§ **Data to use**
........
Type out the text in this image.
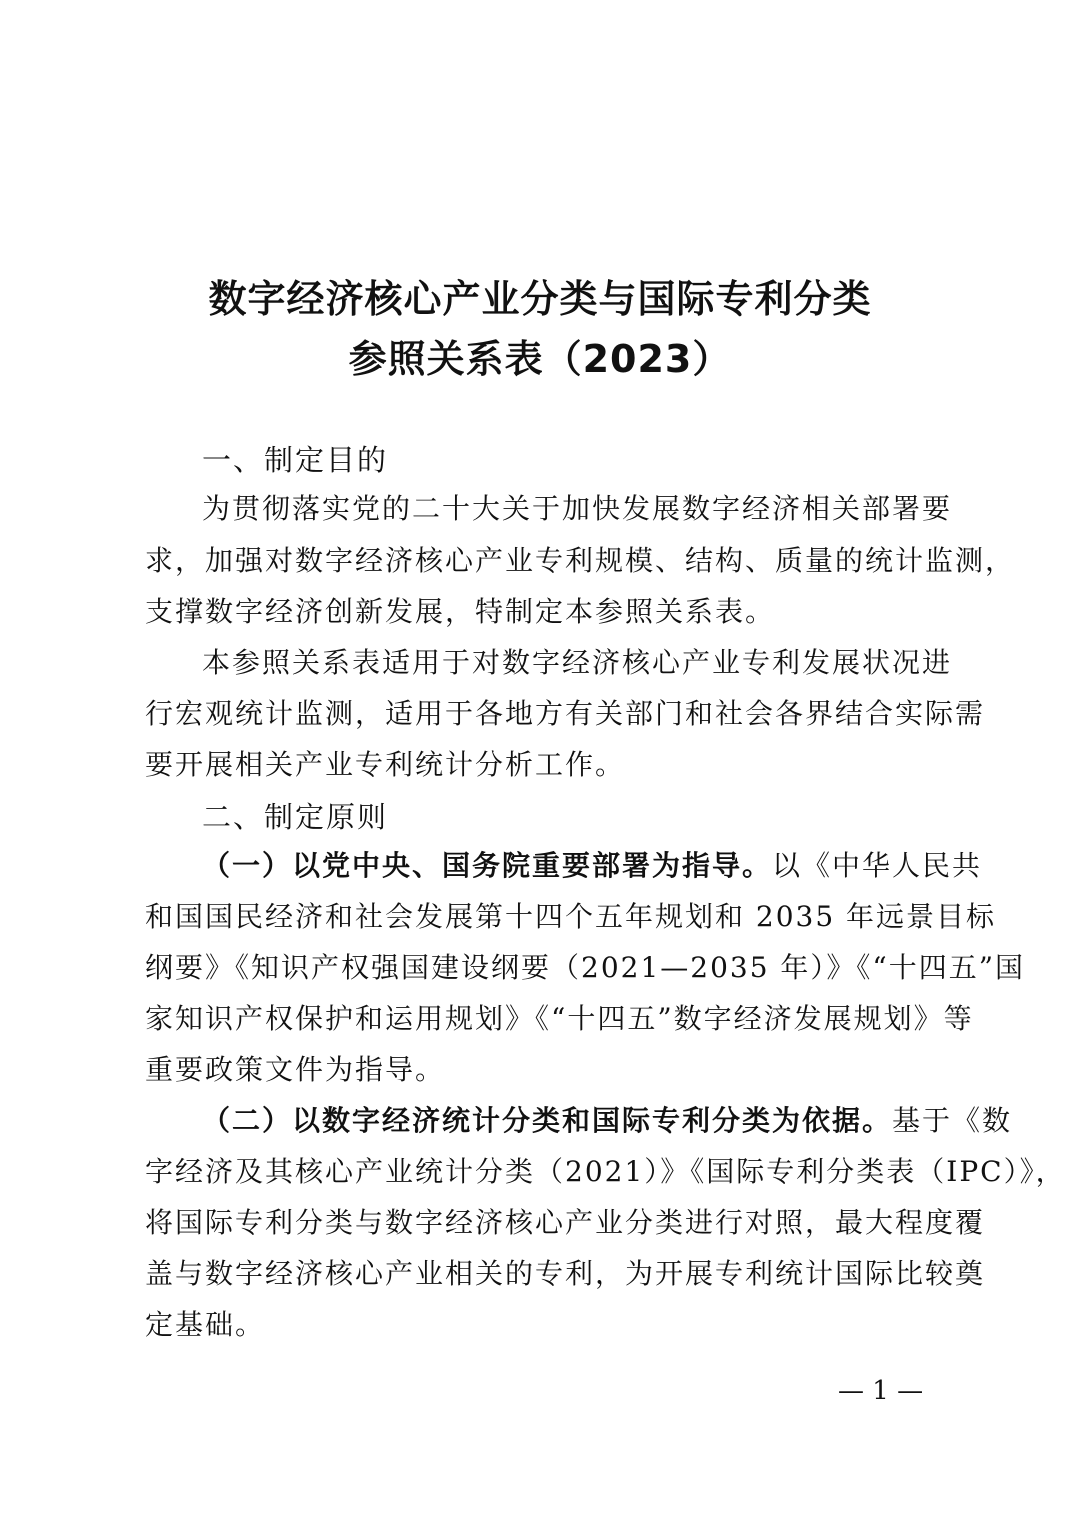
数字经济核心产业分类与国际专利分类
参照关系表（2023）
一、制定目的
为贯彻落实党的二十大关于加快发展数字经济相关部署要
求，加强对数字经济核心产业专利规模、结构、质量的统计监测，
支撑数字经济创新发展，特制定本参照关系表。
本参照关系表适用于对数字经济核心产业专利发展状况进
行宏观统计监测，适用于各地方有关部门和社会各界结合实际需
要开展相关产业专利统计分析工作。
二、制定原则
（一）以党中央、国务院重要部署为指导。以《中华人民共
和国国民经济和社会发展第十四个五年规划和 2035 年远景目标
纲要》《知识产权强国建设纲要（2021—2035 年）》《“十四五”国
家知识产权保护和运用规划》《“十四五”数字经济发展规划》等
重要政策文件为指导。
（二）以数字经济统计分类和国际专利分类为依据。基于《数
字经济及其核心产业统计分类（2021）》《国际专利分类表（IPC）》，
将国际专利分类与数字经济核心产业分类进行对照，最大程度覆
盖与数字经济核心产业相关的专利，为开展专利统计国际比较奠
定基础。
— 1 —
........
§ **The exercise**
Each record should be quoted exactly, with the images omitted.

§ **Answer for this exercise**
Type out the text in this image.
数字经济核心产业分类与国际专利分类
参照关系表（2023）
一、制定目的
为贯彻落实党的二十大关于加快发展数字经济相关部署要
求，加强对数字经济核心产业专利规模、结构、质量的统计监测，
支撑数字经济创新发展，特制定本参照关系表。
本参照关系表适用于对数字经济核心产业专利发展状况进
行宏观统计监测，适用于各地方有关部门和社会各界结合实际需
要开展相关产业专利统计分析工作。
二、制定原则
（一）以党中央、国务院重要部署为指导。以《中华人民共
和国国民经济和社会发展第十四个五年规划和 2035 年远景目标
纲要》《知识产权强国建设纲要（2021—2035 年）》《“十四五”国
家知识产权保护和运用规划》《“十四五”数字经济发展规划》等
重要政策文件为指导。
（二）以数字经济统计分类和国际专利分类为依据。基于《数
字经济及其核心产业统计分类（2021）》《国际专利分类表（IPC）》，
将国际专利分类与数字经济核心产业分类进行对照，最大程度覆
盖与数字经济核心产业相关的专利，为开展专利统计国际比较奠
定基础。
— 1 —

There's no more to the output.